Written instruction:
Copy all lines below containing "label".

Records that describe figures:
- - -

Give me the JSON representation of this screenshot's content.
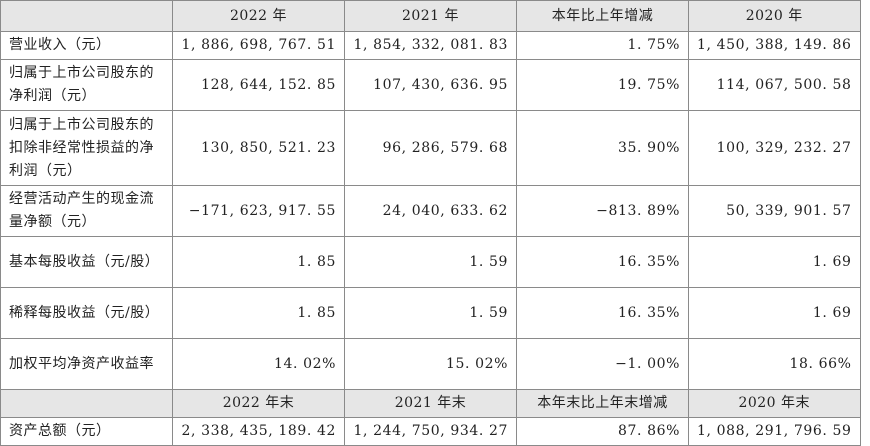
{
  "header": {
    "label": "",
    "cols": [
      "2022 年",
      "2021 年",
      "本年比上年增减",
      "2020 年"
    ]
  },
  "rows": [
    {
      "label": "营业收入（元）",
      "values": [
        "1, 886, 698, 767. 51",
        "1, 854, 332, 081. 83",
        "1. 75%",
        "1, 450, 388, 149. 86"
      ]
    },
    {
      "label": "归属于上市公司股东的净利润（元）",
      "values": [
        "128, 644, 152. 85",
        "107, 430, 636. 95",
        "19. 75%",
        "114, 067, 500. 58"
      ]
    },
    {
      "label": "归属于上市公司股东的扣除非经常性损益的净利润（元）",
      "values": [
        "130, 850, 521. 23",
        "96, 286, 579. 68",
        "35. 90%",
        "100, 329, 232. 27"
      ]
    },
    {
      "label": "经营活动产生的现金流量净额（元）",
      "values": [
        "−171, 623, 917. 55",
        "24, 040, 633. 62",
        "−813. 89%",
        "50, 339, 901. 57"
      ]
    },
    {
      "label": "基本每股收益（元/股）",
      "values": [
        "1. 85",
        "1. 59",
        "16. 35%",
        "1. 69"
      ]
    },
    {
      "label": "稀释每股收益（元/股）",
      "values": [
        "1. 85",
        "1. 59",
        "16. 35%",
        "1. 69"
      ]
    },
    {
      "label": "加权平均净资产收益率",
      "values": [
        "14. 02%",
        "15. 02%",
        "−1. 00%",
        "18. 66%"
      ]
    }
  ],
  "header2": {
    "label": "",
    "cols": [
      "2022 年末",
      "2021 年末",
      "本年末比上年末增减",
      "2020 年末"
    ]
  },
  "rows2": [
    {
      "label": "资产总额（元）",
      "values": [
        "2, 338, 435, 189. 42",
        "1, 244, 750, 934. 27",
        "87. 86%",
        "1, 088, 291, 796. 59"
      ]
    }
  ]
}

- - -

Final result:
    "label": "",
      "label": "营业收入（元）",
      "label": "归属于上市公司股东的净利润（元）",
      "label": "归属于上市公司股东的扣除非经常性损益的净利润（元）",
      "label": "经营活动产生的现金流量净额（元）",
      "label": "基本每股收益（元/股）",
      "label": "稀释每股收益（元/股）",
      "label": "加权平均净资产收益率",
    "label": "",
      "label": "资产总额（元）",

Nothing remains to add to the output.